DIRECTIONS: Output the records. Match them exactly.

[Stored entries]

+++++

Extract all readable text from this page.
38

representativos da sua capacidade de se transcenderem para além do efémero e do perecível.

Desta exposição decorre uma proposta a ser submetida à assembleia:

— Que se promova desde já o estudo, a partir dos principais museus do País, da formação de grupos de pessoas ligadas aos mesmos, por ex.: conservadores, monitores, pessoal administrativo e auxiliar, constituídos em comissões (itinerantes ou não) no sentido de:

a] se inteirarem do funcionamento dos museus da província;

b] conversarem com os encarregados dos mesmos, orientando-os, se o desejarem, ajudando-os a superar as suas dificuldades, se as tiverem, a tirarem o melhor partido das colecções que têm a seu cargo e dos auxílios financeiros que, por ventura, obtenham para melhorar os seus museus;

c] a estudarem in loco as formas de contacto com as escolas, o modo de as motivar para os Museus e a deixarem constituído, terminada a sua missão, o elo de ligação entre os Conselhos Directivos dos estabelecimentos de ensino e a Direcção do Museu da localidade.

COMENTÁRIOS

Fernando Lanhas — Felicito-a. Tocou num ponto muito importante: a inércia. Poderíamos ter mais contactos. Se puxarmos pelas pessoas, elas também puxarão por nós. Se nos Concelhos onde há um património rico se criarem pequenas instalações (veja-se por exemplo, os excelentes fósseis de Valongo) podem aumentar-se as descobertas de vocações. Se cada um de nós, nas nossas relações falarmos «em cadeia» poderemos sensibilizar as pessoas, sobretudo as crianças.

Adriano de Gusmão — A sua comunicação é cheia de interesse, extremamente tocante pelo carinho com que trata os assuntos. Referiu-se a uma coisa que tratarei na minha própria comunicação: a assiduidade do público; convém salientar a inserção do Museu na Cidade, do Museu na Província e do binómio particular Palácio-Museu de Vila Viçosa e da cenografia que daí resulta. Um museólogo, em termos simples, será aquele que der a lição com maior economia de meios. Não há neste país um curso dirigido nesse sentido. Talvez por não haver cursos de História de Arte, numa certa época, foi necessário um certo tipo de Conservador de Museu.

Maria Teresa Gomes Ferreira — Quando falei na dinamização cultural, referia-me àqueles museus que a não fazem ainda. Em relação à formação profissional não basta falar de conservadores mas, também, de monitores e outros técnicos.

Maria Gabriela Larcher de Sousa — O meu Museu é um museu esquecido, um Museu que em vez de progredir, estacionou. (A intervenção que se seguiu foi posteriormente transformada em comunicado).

+++++

FINAL RESULT:
Extract all readable text from this page.
38

representativos da sua capacidade de se transcenderem para além do efémero e do perecível.

Desta exposição decorre uma proposta a ser submetida à assembleia:

— Que se promova desde já o estudo, a partir dos principais museus do País, da formação de grupos de pessoas ligadas aos mesmos, por ex.: conservadores, monitores, pessoal administrativo e auxiliar, constituídos em comissões (itinerantes ou não) no sentido de:

a] se inteirarem do funcionamento dos museus da província;

b] conversarem com os encarregados dos mesmos, orientando-os, se o desejarem, ajudando-os a superar as suas dificuldades, se as tiverem, a tirarem o melhor partido das colecções que têm a seu cargo e dos auxílios financeiros que, por ventura, obtenham para melhorar os seus museus;

c] a estudarem in loco as formas de contacto com as escolas, o modo de as motivar para os Museus e a deixarem constituído, terminada a sua missão, o elo de ligação entre os Conselhos Directivos dos estabelecimentos de ensino e a Direcção do Museu da localidade.

COMENTÁRIOS

Fernando Lanhas — Felicito-a. Tocou num ponto muito importante: a inércia. Poderíamos ter mais contactos. Se puxarmos pelas pessoas, elas também puxarão por nós. Se nos Concelhos onde há um património rico se criarem pequenas instalações (veja-se por exemplo, os excelentes fósseis de Valongo) podem aumentar-se as descobertas de vocações. Se cada um de nós, nas nossas relações falarmos «em cadeia» poderemos sensibilizar as pessoas, sobretudo as crianças.

Adriano de Gusmão — A sua comunicação é cheia de interesse, extremamente tocante pelo carinho com que trata os assuntos. Referiu-se a uma coisa que tratarei na minha própria comunicação: a assiduidade do público; convém salientar a inserção do Museu na Cidade, do Museu na Província e do binómio particular Palácio-Museu de Vila Viçosa e da cenografia que daí resulta. Um museólogo, em termos simples, será aquele que der a lição com maior economia de meios. Não há neste país um curso dirigido nesse sentido. Talvez por não haver cursos de História de Arte, numa certa época, foi necessário um certo tipo de Conservador de Museu.

Maria Teresa Gomes Ferreira — Quando falei na dinamização cultural, referia-me àqueles museus que a não fazem ainda. Em relação à formação profissional não basta falar de conservadores mas, também, de monitores e outros técnicos.

Maria Gabriela Larcher de Sousa — O meu Museu é um museu esquecido, um Museu que em vez de progredir, estacionou. (A intervenção que se seguiu foi posteriormente transformada em comunicado).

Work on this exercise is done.